Locate each line containing the string "race" and copy it out.

Records from a data source:

•••••

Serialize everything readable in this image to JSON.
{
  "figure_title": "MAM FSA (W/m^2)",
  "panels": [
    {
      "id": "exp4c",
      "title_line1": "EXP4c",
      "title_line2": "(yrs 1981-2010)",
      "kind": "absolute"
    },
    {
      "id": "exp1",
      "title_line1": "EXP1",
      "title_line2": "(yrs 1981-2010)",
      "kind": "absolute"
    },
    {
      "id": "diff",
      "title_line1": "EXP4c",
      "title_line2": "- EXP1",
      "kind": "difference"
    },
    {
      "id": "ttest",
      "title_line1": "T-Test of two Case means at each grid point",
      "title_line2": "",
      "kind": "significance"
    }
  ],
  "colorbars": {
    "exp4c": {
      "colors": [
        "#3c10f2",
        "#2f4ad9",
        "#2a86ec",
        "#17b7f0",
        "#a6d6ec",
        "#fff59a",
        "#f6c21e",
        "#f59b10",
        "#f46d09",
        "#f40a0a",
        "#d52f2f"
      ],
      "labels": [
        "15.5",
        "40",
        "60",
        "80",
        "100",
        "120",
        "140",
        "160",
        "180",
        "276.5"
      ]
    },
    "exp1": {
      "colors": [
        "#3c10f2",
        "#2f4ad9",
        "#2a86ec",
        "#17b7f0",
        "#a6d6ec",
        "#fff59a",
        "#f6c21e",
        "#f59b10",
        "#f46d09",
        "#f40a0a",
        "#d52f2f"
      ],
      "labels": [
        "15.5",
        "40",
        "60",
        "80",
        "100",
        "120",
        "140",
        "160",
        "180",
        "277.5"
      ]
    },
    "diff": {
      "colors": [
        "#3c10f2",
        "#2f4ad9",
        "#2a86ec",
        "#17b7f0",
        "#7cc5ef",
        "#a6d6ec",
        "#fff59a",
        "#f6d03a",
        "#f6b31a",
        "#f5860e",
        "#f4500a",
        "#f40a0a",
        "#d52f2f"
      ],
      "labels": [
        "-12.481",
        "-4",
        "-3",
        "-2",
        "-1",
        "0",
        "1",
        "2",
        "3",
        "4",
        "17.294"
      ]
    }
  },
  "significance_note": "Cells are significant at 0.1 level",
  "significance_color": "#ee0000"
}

•••••

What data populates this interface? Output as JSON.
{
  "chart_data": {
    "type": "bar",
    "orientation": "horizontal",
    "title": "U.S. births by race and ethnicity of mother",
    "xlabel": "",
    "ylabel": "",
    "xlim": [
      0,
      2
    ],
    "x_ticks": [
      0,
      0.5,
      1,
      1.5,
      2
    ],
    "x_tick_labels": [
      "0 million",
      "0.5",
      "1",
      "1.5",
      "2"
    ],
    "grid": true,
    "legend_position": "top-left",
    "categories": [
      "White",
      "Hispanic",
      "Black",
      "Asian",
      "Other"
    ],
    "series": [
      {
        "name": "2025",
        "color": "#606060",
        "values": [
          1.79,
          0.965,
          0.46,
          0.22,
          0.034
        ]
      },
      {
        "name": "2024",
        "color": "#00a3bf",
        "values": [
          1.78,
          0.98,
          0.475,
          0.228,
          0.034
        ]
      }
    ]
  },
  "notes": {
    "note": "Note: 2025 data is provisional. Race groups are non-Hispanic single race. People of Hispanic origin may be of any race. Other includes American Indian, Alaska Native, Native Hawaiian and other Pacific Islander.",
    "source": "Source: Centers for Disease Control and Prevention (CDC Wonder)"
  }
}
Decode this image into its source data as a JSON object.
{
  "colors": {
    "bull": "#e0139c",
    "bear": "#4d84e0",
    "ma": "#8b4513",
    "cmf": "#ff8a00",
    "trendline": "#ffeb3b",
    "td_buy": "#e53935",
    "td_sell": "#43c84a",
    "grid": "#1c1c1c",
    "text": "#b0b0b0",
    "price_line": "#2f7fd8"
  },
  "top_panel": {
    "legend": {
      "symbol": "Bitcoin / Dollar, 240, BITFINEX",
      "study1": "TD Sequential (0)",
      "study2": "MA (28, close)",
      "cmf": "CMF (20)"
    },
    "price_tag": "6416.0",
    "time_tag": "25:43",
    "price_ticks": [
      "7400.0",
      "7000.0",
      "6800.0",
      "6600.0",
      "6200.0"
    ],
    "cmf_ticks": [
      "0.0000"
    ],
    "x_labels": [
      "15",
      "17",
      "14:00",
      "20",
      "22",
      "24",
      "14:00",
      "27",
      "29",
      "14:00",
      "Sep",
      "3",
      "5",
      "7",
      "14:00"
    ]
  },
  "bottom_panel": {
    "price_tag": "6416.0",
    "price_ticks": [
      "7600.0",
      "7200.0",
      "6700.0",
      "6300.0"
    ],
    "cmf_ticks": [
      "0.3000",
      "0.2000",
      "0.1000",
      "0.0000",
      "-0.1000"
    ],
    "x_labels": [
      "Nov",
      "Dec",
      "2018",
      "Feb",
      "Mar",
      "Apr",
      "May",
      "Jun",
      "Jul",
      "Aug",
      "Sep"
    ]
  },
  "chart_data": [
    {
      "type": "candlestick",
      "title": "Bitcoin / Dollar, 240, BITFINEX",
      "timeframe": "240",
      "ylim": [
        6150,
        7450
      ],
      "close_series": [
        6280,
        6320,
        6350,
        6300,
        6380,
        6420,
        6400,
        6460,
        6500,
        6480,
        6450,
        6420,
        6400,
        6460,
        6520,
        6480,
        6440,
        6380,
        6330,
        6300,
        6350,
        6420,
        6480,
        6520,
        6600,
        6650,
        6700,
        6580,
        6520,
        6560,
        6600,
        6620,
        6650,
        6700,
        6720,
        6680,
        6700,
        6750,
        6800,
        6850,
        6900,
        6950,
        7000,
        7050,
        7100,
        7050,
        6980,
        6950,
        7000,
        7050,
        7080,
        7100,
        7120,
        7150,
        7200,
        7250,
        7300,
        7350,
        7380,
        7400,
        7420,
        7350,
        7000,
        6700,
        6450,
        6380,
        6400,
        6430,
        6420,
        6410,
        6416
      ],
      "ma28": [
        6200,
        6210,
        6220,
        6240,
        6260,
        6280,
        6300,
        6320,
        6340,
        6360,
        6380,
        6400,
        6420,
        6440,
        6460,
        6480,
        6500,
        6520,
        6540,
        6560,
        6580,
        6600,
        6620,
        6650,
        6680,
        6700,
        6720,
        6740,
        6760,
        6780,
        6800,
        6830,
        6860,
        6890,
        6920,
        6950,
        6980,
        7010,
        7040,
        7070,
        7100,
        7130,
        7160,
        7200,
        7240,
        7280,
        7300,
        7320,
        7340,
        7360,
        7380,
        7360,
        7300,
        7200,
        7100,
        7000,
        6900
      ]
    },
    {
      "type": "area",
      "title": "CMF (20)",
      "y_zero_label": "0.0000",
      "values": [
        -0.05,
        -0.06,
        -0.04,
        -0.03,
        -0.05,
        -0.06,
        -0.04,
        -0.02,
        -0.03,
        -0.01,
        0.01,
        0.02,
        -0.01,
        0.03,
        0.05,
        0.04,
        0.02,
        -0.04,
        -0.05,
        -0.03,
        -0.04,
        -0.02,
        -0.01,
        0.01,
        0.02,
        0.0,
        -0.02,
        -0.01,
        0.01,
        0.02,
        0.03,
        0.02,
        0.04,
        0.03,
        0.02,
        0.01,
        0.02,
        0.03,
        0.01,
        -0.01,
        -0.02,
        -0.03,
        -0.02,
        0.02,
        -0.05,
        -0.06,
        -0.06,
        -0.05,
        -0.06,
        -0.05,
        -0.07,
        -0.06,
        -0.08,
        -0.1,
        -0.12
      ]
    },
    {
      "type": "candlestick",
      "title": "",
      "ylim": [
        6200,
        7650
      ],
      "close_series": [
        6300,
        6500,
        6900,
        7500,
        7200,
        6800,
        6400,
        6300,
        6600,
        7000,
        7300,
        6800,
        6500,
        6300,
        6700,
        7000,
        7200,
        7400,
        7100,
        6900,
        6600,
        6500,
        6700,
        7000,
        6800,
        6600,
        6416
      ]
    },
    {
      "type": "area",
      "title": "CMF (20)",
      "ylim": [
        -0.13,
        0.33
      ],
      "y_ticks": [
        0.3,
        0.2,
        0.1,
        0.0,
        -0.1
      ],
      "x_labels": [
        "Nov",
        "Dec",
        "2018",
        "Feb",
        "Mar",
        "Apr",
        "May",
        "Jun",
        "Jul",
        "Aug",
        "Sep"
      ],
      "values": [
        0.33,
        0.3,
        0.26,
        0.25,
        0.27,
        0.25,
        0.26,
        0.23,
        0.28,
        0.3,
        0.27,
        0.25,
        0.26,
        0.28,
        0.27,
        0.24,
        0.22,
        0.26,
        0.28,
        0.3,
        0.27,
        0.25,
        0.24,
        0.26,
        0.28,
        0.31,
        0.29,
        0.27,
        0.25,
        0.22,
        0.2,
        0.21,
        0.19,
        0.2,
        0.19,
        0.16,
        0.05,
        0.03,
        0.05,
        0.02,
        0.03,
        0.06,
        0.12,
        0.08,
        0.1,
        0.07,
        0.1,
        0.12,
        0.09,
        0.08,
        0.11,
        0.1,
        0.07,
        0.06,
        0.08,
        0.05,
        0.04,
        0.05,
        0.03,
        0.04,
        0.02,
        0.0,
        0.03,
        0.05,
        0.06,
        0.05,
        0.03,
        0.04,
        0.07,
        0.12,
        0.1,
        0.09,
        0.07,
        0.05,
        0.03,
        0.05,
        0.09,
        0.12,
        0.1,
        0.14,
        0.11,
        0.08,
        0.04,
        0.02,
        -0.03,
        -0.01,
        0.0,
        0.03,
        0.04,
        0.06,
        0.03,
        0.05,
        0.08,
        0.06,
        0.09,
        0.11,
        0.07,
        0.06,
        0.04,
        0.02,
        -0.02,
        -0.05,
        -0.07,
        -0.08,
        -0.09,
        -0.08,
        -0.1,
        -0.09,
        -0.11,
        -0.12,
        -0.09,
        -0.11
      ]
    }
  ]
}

•••••

SOLUTION TO THE EXERCISE:
    "title": "U.S. births by race and ethnicity of mother",
    "note": "Note: 2025 data is provisional. Race groups are non-Hispanic single race. People of Hispanic origin may be of any race. Other includes American Indian, Alaska Native, Native Hawaiian and other Pacific Islander.",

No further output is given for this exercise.